(Structured figure records)
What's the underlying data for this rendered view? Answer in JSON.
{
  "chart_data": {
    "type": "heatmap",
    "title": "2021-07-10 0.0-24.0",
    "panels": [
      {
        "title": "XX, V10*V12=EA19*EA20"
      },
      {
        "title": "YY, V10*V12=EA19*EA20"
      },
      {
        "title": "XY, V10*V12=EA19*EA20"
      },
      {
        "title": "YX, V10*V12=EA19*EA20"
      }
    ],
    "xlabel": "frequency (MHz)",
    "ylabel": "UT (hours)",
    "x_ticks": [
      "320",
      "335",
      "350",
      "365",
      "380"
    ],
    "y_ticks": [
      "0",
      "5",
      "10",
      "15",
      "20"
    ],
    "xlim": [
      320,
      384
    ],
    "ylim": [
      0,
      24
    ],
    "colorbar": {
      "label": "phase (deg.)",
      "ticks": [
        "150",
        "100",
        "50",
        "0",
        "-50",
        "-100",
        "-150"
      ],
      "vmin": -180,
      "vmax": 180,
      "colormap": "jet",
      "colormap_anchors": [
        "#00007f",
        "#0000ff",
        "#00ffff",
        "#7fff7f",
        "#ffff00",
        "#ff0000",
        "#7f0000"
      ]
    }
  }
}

Your goal: Your task is to retype all of the records exactly.

Expected answer:
What's the underlying data for this rendered view? Answer in JSON.
{
  "chart_data": {
    "type": "heatmap",
    "title": "2021-07-10 0.0-24.0",
    "panels": [
      {
        "title": "XX, V10*V12=EA19*EA20"
      },
      {
        "title": "YY, V10*V12=EA19*EA20"
      },
      {
        "title": "XY, V10*V12=EA19*EA20"
      },
      {
        "title": "YX, V10*V12=EA19*EA20"
      }
    ],
    "xlabel": "frequency (MHz)",
    "ylabel": "UT (hours)",
    "x_ticks": [
      "320",
      "335",
      "350",
      "365",
      "380"
    ],
    "y_ticks": [
      "0",
      "5",
      "10",
      "15",
      "20"
    ],
    "xlim": [
      320,
      384
    ],
    "ylim": [
      0,
      24
    ],
    "colorbar": {
      "label": "phase (deg.)",
      "ticks": [
        "150",
        "100",
        "50",
        "0",
        "-50",
        "-100",
        "-150"
      ],
      "vmin": -180,
      "vmax": 180,
      "colormap": "jet",
      "colormap_anchors": [
        "#00007f",
        "#0000ff",
        "#00ffff",
        "#7fff7f",
        "#ffff00",
        "#ff0000",
        "#7f0000"
      ]
    }
  }
}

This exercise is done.